**WRITTEN PROBLEM**
Give every line of the data again, unchanged, but with no pictures.

**DATA EXTRACT**
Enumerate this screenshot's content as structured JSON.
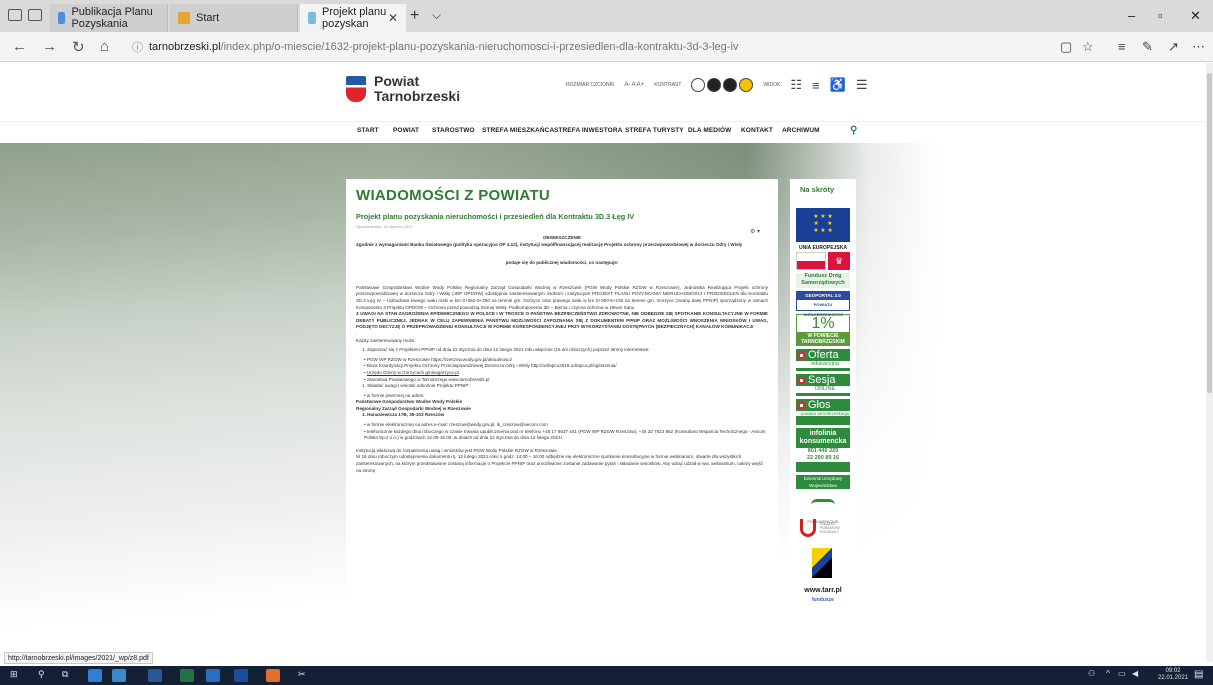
{
  "browser": {
    "tabs": [
      {
        "label": "Publikacja Planu Pozyskania",
        "favicon_color": "#4a90d9"
      },
      {
        "label": "Start",
        "favicon_color": "#e6a532"
      },
      {
        "label": "Projekt planu pozyskan",
        "favicon_color": "#7bbbd6"
      }
    ],
    "url_host": "tarnobrzeski.pl",
    "url_path": "/index.php/o-miescie/1632-projekt-planu-pozyskania-nieruchomosci-i-przesiedlen-dla-kontraktu-3d-3-leg-iv",
    "status_link": "http://tarnobrzeski.pl/images/2021/_wp/z8.pdf"
  },
  "site": {
    "logo_line1": "Powiat",
    "logo_line2": "Tarnobrzeski",
    "tools": {
      "font_size_label": "ROZMIAR CZCIONKI",
      "font_sizes": "A- A A+",
      "contrast_label": "KONTRAST",
      "view_label": "WIDOK"
    },
    "nav": [
      "START",
      "POWIAT",
      "STAROSTWO",
      "STREFA MIESZKAŃCA",
      "STREFA INWESTORA",
      "STREFA TURYSTY",
      "DLA MEDIÓW",
      "KONTAKT",
      "ARCHIWUM"
    ]
  },
  "article": {
    "section": "WIADOMOŚCI Z POWIATU",
    "title": "Projekt planu pozyskania nieruchomości i przesiedleń dla Kontraktu 3D.3 Łęg IV",
    "published": "Opublikowano: 22 styczeń 2021",
    "heading": "OBWIESZCZENIE",
    "intro": "Zgodnie z wymaganiami Banku Światowego (polityka operacyjna OP 4.12), instytucji współfinansującej realizację Projektu ochrony przeciwpowodziowej w dorzeczu Odry i Wisły",
    "announce": "podaje się do publicznej wiadomości, co następuje:",
    "p1": "Państwowe Gospodarstwo Wodne Wody Polskie Regionalny Zarząd Gospodarki Wodnej w Rzeszowie (PGW Wody Polskie RZGW w Rzeszowie), Jednostka Realizująca Projekt ochrony przeciwpowodziowej w dorzeczu Odry i Wisły (JRP OPDOW) udostępnia zainteresowanym osobom i instytucjom PROJEKT PLANU POZYSKANIA NIERUCHOMOŚCI I PRZESIEDLEŃ dla Kontraktu 3D.3 Łęg IV – rozbudowa lewego wału rzeki w km 0+062-5+250 na terenie gm. Gorzyce oraz prawego wału w km 0+000-5+236 na terenie gm. Gorzyce (zwany dalej PPNIP) sporządzony w ramach Komponentu 3 Projektu OPDOW – Ochrona przed powodzią Górnej Wisły. Podkomponentu 3D – Biema i czynna ochrona w zlewni Sanu.",
    "p2": "Z UWAGI NA STAN ZAGROŻENIA EPIDEMICZNEGO W POLSCE I W TROSCE O PAŃSTWA BEZPIECZEŃSTWO ZDROWOTNE, NIE ODBĘDZIE SIĘ SPOTKANIE KONSULTACYJNE W FORMIE DEBATY PUBLICZNEJ, JEDNAK W CELU ZAPEWNIENIA PAŃSTWU MOŻLIWOŚCI ZAPOZNANIA SIĘ Z DOKUMENTEM PPNIP ORAZ MOŻLIWOŚCI WNOSZENIA WNIOSKÓW I UWAG, PODJĘTO DECYZJĘ O PRZEPROWADZENIU KONSULTACJI W FORMIE KORESPONDENCYJNEJ PRZY WYKORZYSTANIU DOSTĘPNYCH (BEZPIECZNYCH) KANAŁÓW KOMUNIKACJI",
    "dot": ".",
    "each": "Każdy zainteresowany może:",
    "item1": "1. Zapoznać się z Projektem PPNIP od dnia 22 stycznia do dnia 12 lutego 2021 roku włącznie (16 dni roboczych) poprzez strony internetowe:",
    "links": [
      "PGW WP RZGW w Rzeszowie https://rzeszow.wody.gov.pl/aktualnosci/",
      "Biura Koordynacji Projektu Ochrony Przeciwpowodziowej Dorzecza Odry i Wisły http://odrapcu2019.odrapcu.pl/ogloszenia/",
      "Urzędu Gminy w Gorzycach gminagorzyce.pl",
      "Starostwa Powiatowego w Tarnobrzegu www.tarnobrzeski.pl"
    ],
    "item2": "1. Składać uwagi i wnioski odnośnie Projektu PPNIP:",
    "written": "w formie pisemnej na adres:",
    "addr1": "Państwowe Gospodarstwo Wodne Wody Polskie",
    "addr2": "Regionalny Zarząd Gospodarki Wodnej w Rzeszowie",
    "addr3": "1. Hanasiewicza 17B, 35-103 Rzeszów",
    "email": "w formie elektronicznej na adres e-mail: rzeszow@wody.gov.pl, lk_rzeszow@aecom.com",
    "phone": "telefonicznie każdego dnia roboczego w czasie trwania upublicznienia pod nr telefonu +48 17 8537 441 (PGW WP RZGW Rzeszów), +48 32 7822 852 (Konsultant Wsparcia Technicznego - Aecom Polska Sp.z o.o.) w godzinach 12.00-15.00, w dniach od dnia 22 stycznia do dnia 12 lutego 2021r.",
    "inst": "Instytucją właściwą do rozpatrzenia uwag i wniosków jest PGW Wody Polskie RZGW w Rzeszowie.",
    "last": "W 16 dniu roboczym udostępnienia dokumentu tj. 12 lutego 2021 roku o godz. 14:00 – 16:00 odbędzie się elektroniczne spotkanie konsultacyjne w formie webinarium, otwarte dla wszystkich zainteresowanych, na którym przedstawione zostaną informacje o Projekcie PPNIP oraz umożliwione zostanie zadawanie pytań i składanie wniosków. Aby wziąć udział w ww. webinarium, należy wejść na stronę"
  },
  "sidebar": {
    "title": "Na skróty",
    "eu_caption": "UNIA EUROPEJSKA",
    "fds": "Fundusz Dróg Samorządowych",
    "geo_top": "GEOPORTAL 2.0",
    "geo_bottom": "POWIATU TARNOBRZESKIEGO",
    "pct_big": "1%",
    "pct_small": "W POWIECIE TARNOBRZESKIM",
    "oferta_a": "Oferta",
    "oferta_b": "edukacyjna",
    "sesja_a": "Sesja",
    "sesja_b": "ONLINE",
    "glos_a": "Głos",
    "glos_b": "powiatu tarnobrzeskiego",
    "info_a": "infolinia",
    "info_b": "konsumencka",
    "info_num1": "801 440 220",
    "info_num2": "22 290 89 16",
    "ros": "Dziennik Urzędowy Województwa Podkarpackiego",
    "pk": "PODKARPACKIE",
    "zpp": "ZWIĄZEK POWIATÓW POLSKICH",
    "tarr": "www.tarr.pl",
    "tarr_sub": "fundusze"
  },
  "taskbar": {
    "time": "09:02",
    "date": "22.01.2021"
  },
  "colors": {
    "accent_green": "#2e7d32",
    "taskbar": "#142033"
  }
}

**EXERCISE ANSWER**
Enumerate this screenshot's content as structured JSON.
{
  "browser": {
    "tabs": [
      {
        "label": "Publikacja Planu Pozyskania",
        "favicon_color": "#4a90d9"
      },
      {
        "label": "Start",
        "favicon_color": "#e6a532"
      },
      {
        "label": "Projekt planu pozyskan",
        "favicon_color": "#7bbbd6"
      }
    ],
    "url_host": "tarnobrzeski.pl",
    "url_path": "/index.php/o-miescie/1632-projekt-planu-pozyskania-nieruchomosci-i-przesiedlen-dla-kontraktu-3d-3-leg-iv",
    "status_link": "http://tarnobrzeski.pl/images/2021/_wp/z8.pdf"
  },
  "site": {
    "logo_line1": "Powiat",
    "logo_line2": "Tarnobrzeski",
    "tools": {
      "font_size_label": "ROZMIAR CZCIONKI",
      "font_sizes": "A- A A+",
      "contrast_label": "KONTRAST",
      "view_label": "WIDOK"
    },
    "nav": [
      "START",
      "POWIAT",
      "STAROSTWO",
      "STREFA MIESZKAŃCA",
      "STREFA INWESTORA",
      "STREFA TURYSTY",
      "DLA MEDIÓW",
      "KONTAKT",
      "ARCHIWUM"
    ]
  },
  "article": {
    "section": "WIADOMOŚCI Z POWIATU",
    "title": "Projekt planu pozyskania nieruchomości i przesiedleń dla Kontraktu 3D.3 Łęg IV",
    "published": "Opublikowano: 22 styczeń 2021",
    "heading": "OBWIESZCZENIE",
    "intro": "Zgodnie z wymaganiami Banku Światowego (polityka operacyjna OP 4.12), instytucji współfinansującej realizację Projektu ochrony przeciwpowodziowej w dorzeczu Odry i Wisły",
    "announce": "podaje się do publicznej wiadomości, co następuje:",
    "p1": "Państwowe Gospodarstwo Wodne Wody Polskie Regionalny Zarząd Gospodarki Wodnej w Rzeszowie (PGW Wody Polskie RZGW w Rzeszowie), Jednostka Realizująca Projekt ochrony przeciwpowodziowej w dorzeczu Odry i Wisły (JRP OPDOW) udostępnia zainteresowanym osobom i instytucjom PROJEKT PLANU POZYSKANIA NIERUCHOMOŚCI I PRZESIEDLEŃ dla Kontraktu 3D.3 Łęg IV – rozbudowa lewego wału rzeki w km 0+062-5+250 na terenie gm. Gorzyce oraz prawego wału w km 0+000-5+236 na terenie gm. Gorzyce (zwany dalej PPNIP) sporządzony w ramach Komponentu 3 Projektu OPDOW – Ochrona przed powodzią Górnej Wisły. Podkomponentu 3D – Biema i czynna ochrona w zlewni Sanu.",
    "p2": "Z UWAGI NA STAN ZAGROŻENIA EPIDEMICZNEGO W POLSCE I W TROSCE O PAŃSTWA BEZPIECZEŃSTWO ZDROWOTNE, NIE ODBĘDZIE SIĘ SPOTKANIE KONSULTACYJNE W FORMIE DEBATY PUBLICZNEJ, JEDNAK W CELU ZAPEWNIENIA PAŃSTWU MOŻLIWOŚCI ZAPOZNANIA SIĘ Z DOKUMENTEM PPNIP ORAZ MOŻLIWOŚCI WNOSZENIA WNIOSKÓW I UWAG, PODJĘTO DECYZJĘ O PRZEPROWADZENIU KONSULTACJI W FORMIE KORESPONDENCYJNEJ PRZY WYKORZYSTANIU DOSTĘPNYCH (BEZPIECZNYCH) KANAŁÓW KOMUNIKACJI",
    "dot": ".",
    "each": "Każdy zainteresowany może:",
    "item1": "1. Zapoznać się z Projektem PPNIP od dnia 22 stycznia do dnia 12 lutego 2021 roku włącznie (16 dni roboczych) poprzez strony internetowe:",
    "links": [
      "PGW WP RZGW w Rzeszowie https://rzeszow.wody.gov.pl/aktualnosci/",
      "Biura Koordynacji Projektu Ochrony Przeciwpowodziowej Dorzecza Odry i Wisły http://odrapcu2019.odrapcu.pl/ogloszenia/",
      "Urzędu Gminy w Gorzycach gminagorzyce.pl",
      "Starostwa Powiatowego w Tarnobrzegu www.tarnobrzeski.pl"
    ],
    "item2": "1. Składać uwagi i wnioski odnośnie Projektu PPNIP:",
    "written": "w formie pisemnej na adres:",
    "addr1": "Państwowe Gospodarstwo Wodne Wody Polskie",
    "addr2": "Regionalny Zarząd Gospodarki Wodnej w Rzeszowie",
    "addr3": "1. Hanasiewicza 17B, 35-103 Rzeszów",
    "email": "w formie elektronicznej na adres e-mail: rzeszow@wody.gov.pl, lk_rzeszow@aecom.com",
    "phone": "telefonicznie każdego dnia roboczego w czasie trwania upublicznienia pod nr telefonu +48 17 8537 441 (PGW WP RZGW Rzeszów), +48 32 7822 852 (Konsultant Wsparcia Technicznego - Aecom Polska Sp.z o.o.) w godzinach 12.00-15.00, w dniach od dnia 22 stycznia do dnia 12 lutego 2021r.",
    "inst": "Instytucją właściwą do rozpatrzenia uwag i wniosków jest PGW Wody Polskie RZGW w Rzeszowie.",
    "last": "W 16 dniu roboczym udostępnienia dokumentu tj. 12 lutego 2021 roku o godz. 14:00 – 16:00 odbędzie się elektroniczne spotkanie konsultacyjne w formie webinarium, otwarte dla wszystkich zainteresowanych, na którym przedstawione zostaną informacje o Projekcie PPNIP oraz umożliwione zostanie zadawanie pytań i składanie wniosków. Aby wziąć udział w ww. webinarium, należy wejść na stronę"
  },
  "sidebar": {
    "title": "Na skróty",
    "eu_caption": "UNIA EUROPEJSKA",
    "fds": "Fundusz Dróg Samorządowych",
    "geo_top": "GEOPORTAL 2.0",
    "geo_bottom": "POWIATU TARNOBRZESKIEGO",
    "pct_big": "1%",
    "pct_small": "W POWIECIE TARNOBRZESKIM",
    "oferta_a": "Oferta",
    "oferta_b": "edukacyjna",
    "sesja_a": "Sesja",
    "sesja_b": "ONLINE",
    "glos_a": "Głos",
    "glos_b": "powiatu tarnobrzeskiego",
    "info_a": "infolinia",
    "info_b": "konsumencka",
    "info_num1": "801 440 220",
    "info_num2": "22 290 89 16",
    "ros": "Dziennik Urzędowy Województwa Podkarpackiego",
    "pk": "PODKARPACKIE",
    "zpp": "ZWIĄZEK POWIATÓW POLSKICH",
    "tarr": "www.tarr.pl",
    "tarr_sub": "fundusze"
  },
  "taskbar": {
    "time": "09:02",
    "date": "22.01.2021"
  },
  "colors": {
    "accent_green": "#2e7d32",
    "taskbar": "#142033"
  }
}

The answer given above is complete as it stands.